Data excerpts
<<<<

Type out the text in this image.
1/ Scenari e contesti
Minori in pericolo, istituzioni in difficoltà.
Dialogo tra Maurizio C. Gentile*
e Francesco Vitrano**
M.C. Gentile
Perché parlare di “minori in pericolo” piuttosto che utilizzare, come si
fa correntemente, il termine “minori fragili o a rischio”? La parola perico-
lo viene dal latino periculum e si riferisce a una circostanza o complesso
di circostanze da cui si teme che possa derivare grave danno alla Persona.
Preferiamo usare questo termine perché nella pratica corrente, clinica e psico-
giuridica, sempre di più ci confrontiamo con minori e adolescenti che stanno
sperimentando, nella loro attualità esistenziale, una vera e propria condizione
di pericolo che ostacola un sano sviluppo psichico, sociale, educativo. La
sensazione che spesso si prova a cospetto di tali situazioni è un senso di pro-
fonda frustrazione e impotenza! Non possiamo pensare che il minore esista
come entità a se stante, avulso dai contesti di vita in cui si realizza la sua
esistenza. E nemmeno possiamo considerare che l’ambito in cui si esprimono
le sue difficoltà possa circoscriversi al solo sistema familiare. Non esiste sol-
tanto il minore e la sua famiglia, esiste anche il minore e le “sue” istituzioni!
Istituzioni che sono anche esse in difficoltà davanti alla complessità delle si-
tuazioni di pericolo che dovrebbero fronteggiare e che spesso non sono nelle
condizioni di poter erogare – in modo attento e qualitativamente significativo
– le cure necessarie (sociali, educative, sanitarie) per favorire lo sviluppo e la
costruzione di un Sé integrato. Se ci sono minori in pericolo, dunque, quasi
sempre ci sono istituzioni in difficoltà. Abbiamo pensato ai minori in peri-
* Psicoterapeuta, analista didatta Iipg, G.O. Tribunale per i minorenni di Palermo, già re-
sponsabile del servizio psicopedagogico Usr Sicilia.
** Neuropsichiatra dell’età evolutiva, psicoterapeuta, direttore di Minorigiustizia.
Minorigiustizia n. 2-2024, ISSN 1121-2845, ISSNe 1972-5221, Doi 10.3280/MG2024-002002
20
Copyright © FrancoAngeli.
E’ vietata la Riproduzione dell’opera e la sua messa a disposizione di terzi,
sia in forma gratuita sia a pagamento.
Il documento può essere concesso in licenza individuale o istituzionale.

>>>>

● WHAT IS EXPECTED
Go through the records above and set each one down exactly, please.

● FULL SOLUTION
Type out the text in this image.
1/ Scenari e contesti
Minori in pericolo, istituzioni in difficoltà.
Dialogo tra Maurizio C. Gentile*
e Francesco Vitrano**
M.C. Gentile
Perché parlare di “minori in pericolo” piuttosto che utilizzare, come si
fa correntemente, il termine “minori fragili o a rischio”? La parola perico-
lo viene dal latino periculum e si riferisce a una circostanza o complesso
di circostanze da cui si teme che possa derivare grave danno alla Persona.
Preferiamo usare questo termine perché nella pratica corrente, clinica e psico-
giuridica, sempre di più ci confrontiamo con minori e adolescenti che stanno
sperimentando, nella loro attualità esistenziale, una vera e propria condizione
di pericolo che ostacola un sano sviluppo psichico, sociale, educativo. La
sensazione che spesso si prova a cospetto di tali situazioni è un senso di pro-
fonda frustrazione e impotenza! Non possiamo pensare che il minore esista
come entità a se stante, avulso dai contesti di vita in cui si realizza la sua
esistenza. E nemmeno possiamo considerare che l’ambito in cui si esprimono
le sue difficoltà possa circoscriversi al solo sistema familiare. Non esiste sol-
tanto il minore e la sua famiglia, esiste anche il minore e le “sue” istituzioni!
Istituzioni che sono anche esse in difficoltà davanti alla complessità delle si-
tuazioni di pericolo che dovrebbero fronteggiare e che spesso non sono nelle
condizioni di poter erogare – in modo attento e qualitativamente significativo
– le cure necessarie (sociali, educative, sanitarie) per favorire lo sviluppo e la
costruzione di un Sé integrato. Se ci sono minori in pericolo, dunque, quasi
sempre ci sono istituzioni in difficoltà. Abbiamo pensato ai minori in peri-
* Psicoterapeuta, analista didatta Iipg, G.O. Tribunale per i minorenni di Palermo, già re-
sponsabile del servizio psicopedagogico Usr Sicilia.
** Neuropsichiatra dell’età evolutiva, psicoterapeuta, direttore di Minorigiustizia.
Minorigiustizia n. 2-2024, ISSN 1121-2845, ISSNe 1972-5221, Doi 10.3280/MG2024-002002
20
Copyright © FrancoAngeli.
E’ vietata la Riproduzione dell’opera e la sua messa a disposizione di terzi,
sia in forma gratuita sia a pagamento.
Il documento può essere concesso in licenza individuale o istituzionale.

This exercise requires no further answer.